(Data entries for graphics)
** Start **

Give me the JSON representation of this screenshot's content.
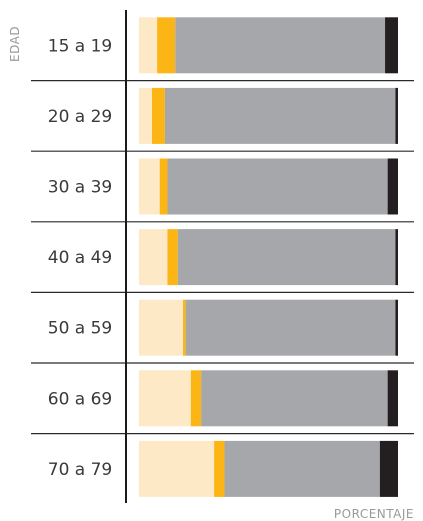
{
  "chart_data": {
    "type": "bar",
    "orientation": "horizontal",
    "stacked": true,
    "xlabel": "PORCENTAJE",
    "ylabel": "EDAD",
    "xlim": [
      0,
      100
    ],
    "categories": [
      "15 a 19",
      "20 a 29",
      "30 a 39",
      "40 a 49",
      "50 a 59",
      "60 a 69",
      "70 a 79"
    ],
    "series": [
      {
        "color": "#FDE9C6",
        "values": [
          7,
          5,
          8,
          11,
          17,
          20,
          29
        ]
      },
      {
        "color": "#FBB514",
        "values": [
          7,
          5,
          3,
          4,
          1,
          4,
          4
        ]
      },
      {
        "color": "#A6A7AA",
        "values": [
          81,
          89,
          85,
          84,
          81,
          72,
          60
        ]
      },
      {
        "color": "#231F20",
        "values": [
          5,
          1,
          4,
          1,
          1,
          4,
          7
        ]
      }
    ],
    "grid": false,
    "legend": "none"
  }
}
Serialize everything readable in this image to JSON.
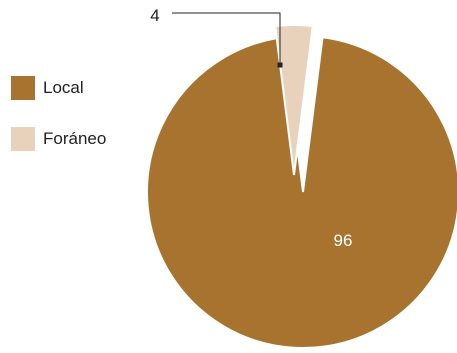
{
  "chart_data": {
    "type": "pie",
    "legend_position": "left",
    "series": [
      {
        "name": "Local",
        "value": 96,
        "label": "96",
        "color": "#A8732E"
      },
      {
        "name": "Foráneo",
        "value": 4,
        "label": "4",
        "color": "#E8D2BC"
      }
    ]
  }
}
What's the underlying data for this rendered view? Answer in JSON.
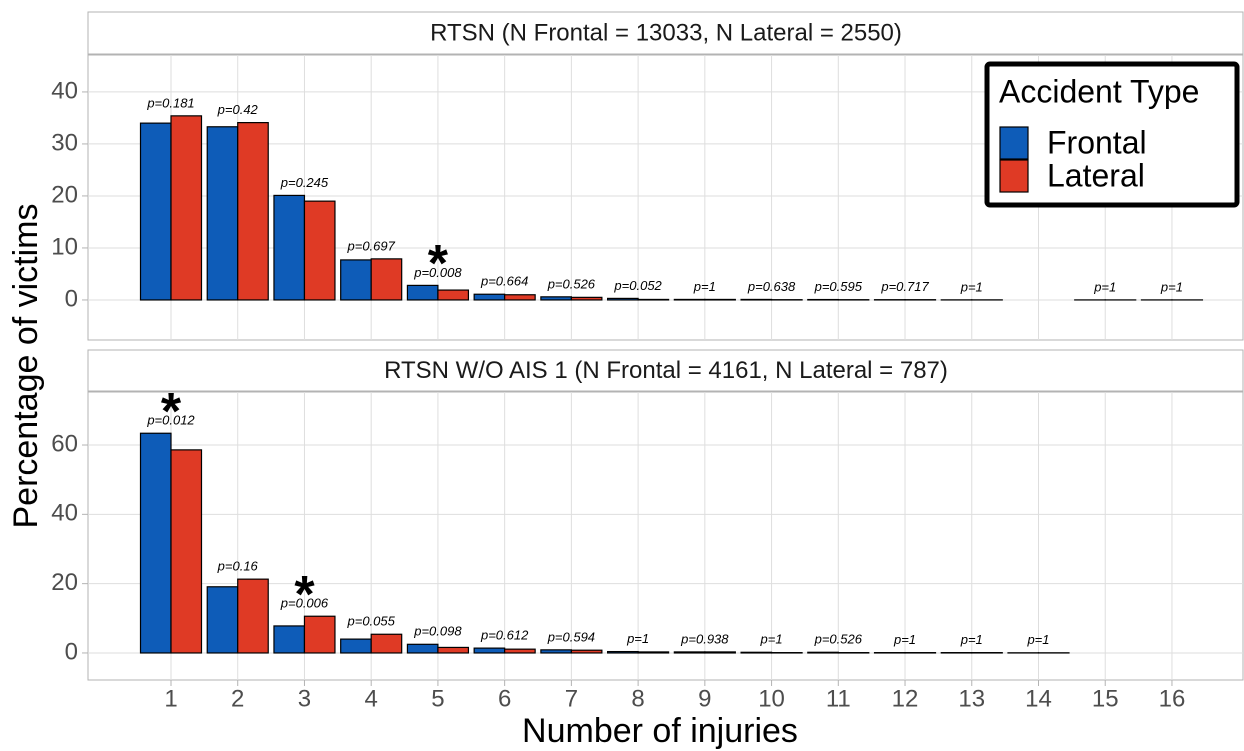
{
  "chart_data": [
    {
      "type": "bar",
      "title": "RTSN (N Frontal = 13033, N Lateral = 2550)",
      "ylabel": "Percentage of victims",
      "legend_title": "Accident Type",
      "legend": "top-right",
      "grid": true,
      "series": [
        {
          "name": "Frontal",
          "color": "#0e5cb8",
          "values": [
            34.0,
            33.3,
            20.1,
            7.7,
            2.8,
            1.1,
            0.6,
            0.3,
            0.1,
            0.1,
            0.08,
            0.05,
            0.02,
            null,
            0.01,
            0.01
          ]
        },
        {
          "name": "Lateral",
          "color": "#df3a25",
          "values": [
            35.4,
            34.1,
            19.0,
            7.9,
            1.9,
            1.0,
            0.5,
            0.1,
            0.1,
            0.05,
            0.05,
            0.05,
            0.02,
            null,
            0.01,
            0.01
          ]
        }
      ],
      "annotations": [
        "p=0.181",
        "p=0.42",
        "p=0.245",
        "p=0.697",
        "p=0.008",
        "p=0.664",
        "p=0.526",
        "p=0.052",
        "p=1",
        "p=0.638",
        "p=0.595",
        "p=0.717",
        "p=1",
        null,
        "p=1",
        "p=1"
      ],
      "significance": [
        null,
        null,
        null,
        null,
        "*",
        null,
        null,
        null,
        null,
        null,
        null,
        null,
        null,
        null,
        null,
        null
      ],
      "ylim": [
        -7.7,
        47.1
      ],
      "yticks": [
        0,
        10,
        20,
        30,
        40
      ]
    },
    {
      "type": "bar",
      "title": "RTSN W/O AIS 1 (N Frontal = 4161, N Lateral = 787)",
      "xlabel": "Number of injuries",
      "grid": true,
      "categories": [
        "1",
        "2",
        "3",
        "4",
        "5",
        "6",
        "7",
        "8",
        "9",
        "10",
        "11",
        "12",
        "13",
        "14",
        "15",
        "16"
      ],
      "series": [
        {
          "name": "Frontal",
          "color": "#0e5cb8",
          "values": [
            63.4,
            19.1,
            7.8,
            4.0,
            2.5,
            1.4,
            0.9,
            0.4,
            0.3,
            0.2,
            0.2,
            0.1,
            0.1,
            0.05,
            null,
            null
          ]
        },
        {
          "name": "Lateral",
          "color": "#df3a25",
          "values": [
            58.6,
            21.3,
            10.6,
            5.4,
            1.6,
            1.1,
            0.8,
            0.3,
            0.3,
            0.1,
            0.1,
            0.1,
            0.1,
            0.05,
            null,
            null
          ]
        }
      ],
      "annotations": [
        "p=0.012",
        "p=0.16",
        "p=0.006",
        "p=0.055",
        "p=0.098",
        "p=0.612",
        "p=0.594",
        "p=1",
        "p=0.938",
        "p=1",
        "p=0.526",
        "p=1",
        "p=1",
        "p=1",
        null,
        null
      ],
      "significance": [
        "*",
        null,
        "*",
        null,
        null,
        null,
        null,
        null,
        null,
        null,
        null,
        null,
        null,
        null,
        null,
        null
      ],
      "ylim": [
        -7.8,
        75.3
      ],
      "yticks": [
        0,
        20,
        40,
        60
      ]
    }
  ]
}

** End **

Exercise
Every line should be retyped exactly, with the pictures omitted.

Output for this exercise
Give me the JSON representation of this screenshot's content.
{
  "chart_data": {
    "type": "bar",
    "orientation": "horizontal",
    "stacked": true,
    "xlabel": "PORCENTAJE",
    "ylabel": "EDAD",
    "xlim": [
      0,
      100
    ],
    "categories": [
      "15 a 19",
      "20 a 29",
      "30 a 39",
      "40 a 49",
      "50 a 59",
      "60 a 69",
      "70 a 79"
    ],
    "series": [
      {
        "color": "#FDE9C6",
        "values": [
          7,
          5,
          8,
          11,
          17,
          20,
          29
        ]
      },
      {
        "color": "#FBB514",
        "values": [
          7,
          5,
          3,
          4,
          1,
          4,
          4
        ]
      },
      {
        "color": "#A6A7AA",
        "values": [
          81,
          89,
          85,
          84,
          81,
          72,
          60
        ]
      },
      {
        "color": "#231F20",
        "values": [
          5,
          1,
          4,
          1,
          1,
          4,
          7
        ]
      }
    ],
    "grid": false,
    "legend": "none"
  }
}
Serialize everything readable in this image to JSON.
{
  "chart_data": {
    "type": "pie",
    "legend_position": "left",
    "series": [
      {
        "name": "Local",
        "value": 96,
        "label": "96",
        "color": "#A8732E"
      },
      {
        "name": "Foráneo",
        "value": 4,
        "label": "4",
        "color": "#E8D2BC"
      }
    ]
  }
}
What's the underlying data for this rendered view? Answer in JSON.
{
  "chart_data": [
    {
      "type": "bar",
      "title": "RTSN (N Frontal = 13033, N Lateral = 2550)",
      "ylabel": "Percentage of victims",
      "legend_title": "Accident Type",
      "legend": "top-right",
      "grid": true,
      "series": [
        {
          "name": "Frontal",
          "color": "#0e5cb8",
          "values": [
            34.0,
            33.3,
            20.1,
            7.7,
            2.8,
            1.1,
            0.6,
            0.3,
            0.1,
            0.1,
            0.08,
            0.05,
            0.02,
            null,
            0.01,
            0.01
          ]
        },
        {
          "name": "Lateral",
          "color": "#df3a25",
          "values": [
            35.4,
            34.1,
            19.0,
            7.9,
            1.9,
            1.0,
            0.5,
            0.1,
            0.1,
            0.05,
            0.05,
            0.05,
            0.02,
            null,
            0.01,
            0.01
          ]
        }
      ],
      "annotations": [
        "p=0.181",
        "p=0.42",
        "p=0.245",
        "p=0.697",
        "p=0.008",
        "p=0.664",
        "p=0.526",
        "p=0.052",
        "p=1",
        "p=0.638",
        "p=0.595",
        "p=0.717",
        "p=1",
        null,
        "p=1",
        "p=1"
      ],
      "significance": [
        null,
        null,
        null,
        null,
        "*",
        null,
        null,
        null,
        null,
        null,
        null,
        null,
        null,
        null,
        null,
        null
      ],
      "ylim": [
        -7.7,
        47.1
      ],
      "yticks": [
        0,
        10,
        20,
        30,
        40
      ]
    },
    {
      "type": "bar",
      "title": "RTSN W/O AIS 1 (N Frontal = 4161, N Lateral = 787)",
      "xlabel": "Number of injuries",
      "grid": true,
      "categories": [
        "1",
        "2",
        "3",
        "4",
        "5",
        "6",
        "7",
        "8",
        "9",
        "10",
        "11",
        "12",
        "13",
        "14",
        "15",
        "16"
      ],
      "series": [
        {
          "name": "Frontal",
          "color": "#0e5cb8",
          "values": [
            63.4,
            19.1,
            7.8,
            4.0,
            2.5,
            1.4,
            0.9,
            0.4,
            0.3,
            0.2,
            0.2,
            0.1,
            0.1,
            0.05,
            null,
            null
          ]
        },
        {
          "name": "Lateral",
          "color": "#df3a25",
          "values": [
            58.6,
            21.3,
            10.6,
            5.4,
            1.6,
            1.1,
            0.8,
            0.3,
            0.3,
            0.1,
            0.1,
            0.1,
            0.1,
            0.05,
            null,
            null
          ]
        }
      ],
      "annotations": [
        "p=0.012",
        "p=0.16",
        "p=0.006",
        "p=0.055",
        "p=0.098",
        "p=0.612",
        "p=0.594",
        "p=1",
        "p=0.938",
        "p=1",
        "p=0.526",
        "p=1",
        "p=1",
        "p=1",
        null,
        null
      ],
      "significance": [
        "*",
        null,
        "*",
        null,
        null,
        null,
        null,
        null,
        null,
        null,
        null,
        null,
        null,
        null,
        null,
        null
      ],
      "ylim": [
        -7.8,
        75.3
      ],
      "yticks": [
        0,
        20,
        40,
        60
      ]
    }
  ]
}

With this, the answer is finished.